▶ SET PROBLEM:
Locate and copy all lines bearing the word "view".

▶ WORKING DATA:

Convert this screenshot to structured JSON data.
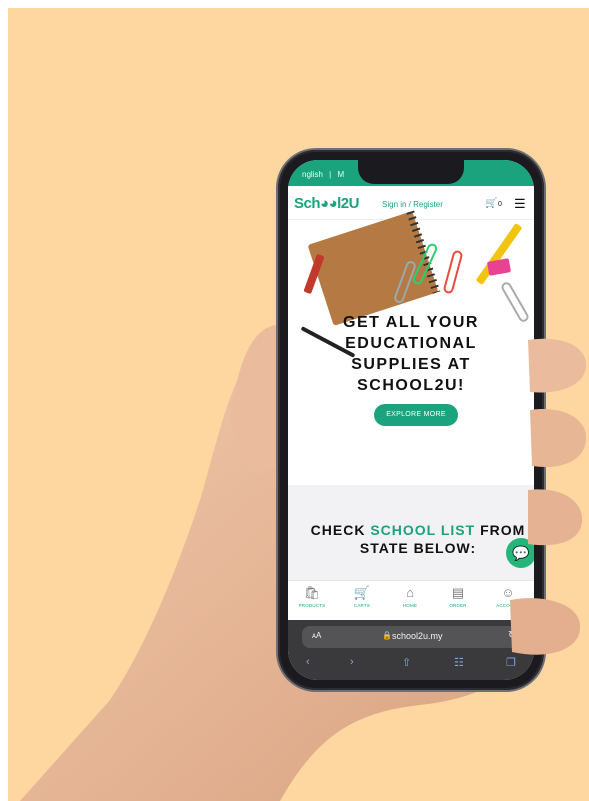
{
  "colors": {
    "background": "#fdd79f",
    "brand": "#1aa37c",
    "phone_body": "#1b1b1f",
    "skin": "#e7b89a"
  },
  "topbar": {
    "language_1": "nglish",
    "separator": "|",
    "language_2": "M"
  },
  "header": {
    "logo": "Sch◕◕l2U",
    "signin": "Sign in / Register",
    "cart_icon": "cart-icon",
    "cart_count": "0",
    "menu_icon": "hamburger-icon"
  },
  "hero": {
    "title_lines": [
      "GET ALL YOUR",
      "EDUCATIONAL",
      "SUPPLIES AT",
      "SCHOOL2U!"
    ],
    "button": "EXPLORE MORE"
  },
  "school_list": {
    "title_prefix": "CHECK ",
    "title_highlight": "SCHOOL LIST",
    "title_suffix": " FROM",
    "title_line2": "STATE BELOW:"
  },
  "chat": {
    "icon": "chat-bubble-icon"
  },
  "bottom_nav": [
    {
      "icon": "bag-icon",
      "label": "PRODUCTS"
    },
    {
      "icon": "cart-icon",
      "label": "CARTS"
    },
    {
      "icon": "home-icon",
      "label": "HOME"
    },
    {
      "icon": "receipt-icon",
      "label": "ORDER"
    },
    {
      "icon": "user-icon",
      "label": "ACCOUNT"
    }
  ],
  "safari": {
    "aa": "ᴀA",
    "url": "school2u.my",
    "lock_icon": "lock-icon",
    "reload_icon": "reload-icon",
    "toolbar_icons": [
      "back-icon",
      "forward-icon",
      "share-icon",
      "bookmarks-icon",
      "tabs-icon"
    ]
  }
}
* * *
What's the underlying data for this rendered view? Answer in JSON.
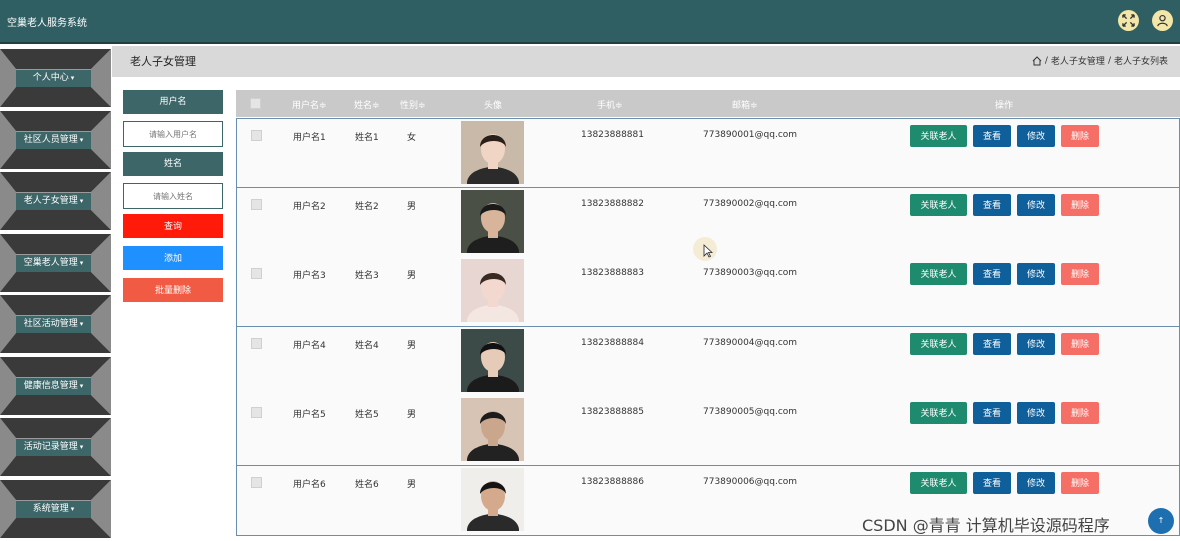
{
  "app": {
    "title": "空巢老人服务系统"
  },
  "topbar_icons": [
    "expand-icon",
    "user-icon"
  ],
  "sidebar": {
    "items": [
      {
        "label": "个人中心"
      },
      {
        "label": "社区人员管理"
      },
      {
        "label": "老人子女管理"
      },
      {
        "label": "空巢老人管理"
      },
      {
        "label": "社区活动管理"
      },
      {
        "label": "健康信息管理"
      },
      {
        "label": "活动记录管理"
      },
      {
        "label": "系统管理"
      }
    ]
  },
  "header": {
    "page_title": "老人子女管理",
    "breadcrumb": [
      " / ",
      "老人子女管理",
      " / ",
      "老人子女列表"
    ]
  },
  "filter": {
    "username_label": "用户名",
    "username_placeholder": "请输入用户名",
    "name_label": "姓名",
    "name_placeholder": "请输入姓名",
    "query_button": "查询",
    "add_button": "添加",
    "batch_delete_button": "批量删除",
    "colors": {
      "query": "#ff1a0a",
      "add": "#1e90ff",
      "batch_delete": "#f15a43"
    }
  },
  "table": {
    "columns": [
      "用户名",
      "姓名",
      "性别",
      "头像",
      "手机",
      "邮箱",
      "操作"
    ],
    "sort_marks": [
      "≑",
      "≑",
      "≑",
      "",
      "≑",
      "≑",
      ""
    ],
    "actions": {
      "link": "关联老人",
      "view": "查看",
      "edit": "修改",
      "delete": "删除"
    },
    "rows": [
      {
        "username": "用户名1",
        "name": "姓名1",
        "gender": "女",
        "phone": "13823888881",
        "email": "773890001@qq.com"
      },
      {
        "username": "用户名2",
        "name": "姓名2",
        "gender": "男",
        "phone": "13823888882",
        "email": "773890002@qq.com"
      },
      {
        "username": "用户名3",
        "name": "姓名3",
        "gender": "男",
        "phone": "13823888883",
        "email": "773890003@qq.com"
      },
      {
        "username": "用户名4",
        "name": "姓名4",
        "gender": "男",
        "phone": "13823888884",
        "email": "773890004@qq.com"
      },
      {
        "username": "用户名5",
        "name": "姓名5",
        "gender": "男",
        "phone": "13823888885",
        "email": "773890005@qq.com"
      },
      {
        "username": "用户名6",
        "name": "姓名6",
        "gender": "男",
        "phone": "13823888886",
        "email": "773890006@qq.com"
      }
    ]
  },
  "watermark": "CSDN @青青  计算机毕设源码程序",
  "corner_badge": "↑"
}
--
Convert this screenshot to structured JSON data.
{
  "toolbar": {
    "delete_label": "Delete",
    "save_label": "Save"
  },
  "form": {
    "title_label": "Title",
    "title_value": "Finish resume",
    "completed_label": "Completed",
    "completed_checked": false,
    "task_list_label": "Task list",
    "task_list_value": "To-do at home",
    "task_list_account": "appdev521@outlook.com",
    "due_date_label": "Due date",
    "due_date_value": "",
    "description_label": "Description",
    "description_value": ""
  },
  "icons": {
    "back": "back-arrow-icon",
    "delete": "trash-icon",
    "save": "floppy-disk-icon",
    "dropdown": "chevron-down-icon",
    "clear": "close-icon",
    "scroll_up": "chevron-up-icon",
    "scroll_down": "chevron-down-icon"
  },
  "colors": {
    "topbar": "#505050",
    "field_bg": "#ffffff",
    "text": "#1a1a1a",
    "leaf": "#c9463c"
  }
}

▶ RESPONSE:
What's the underlying data for this rendered view? Answer in JSON.
      "view": "查看",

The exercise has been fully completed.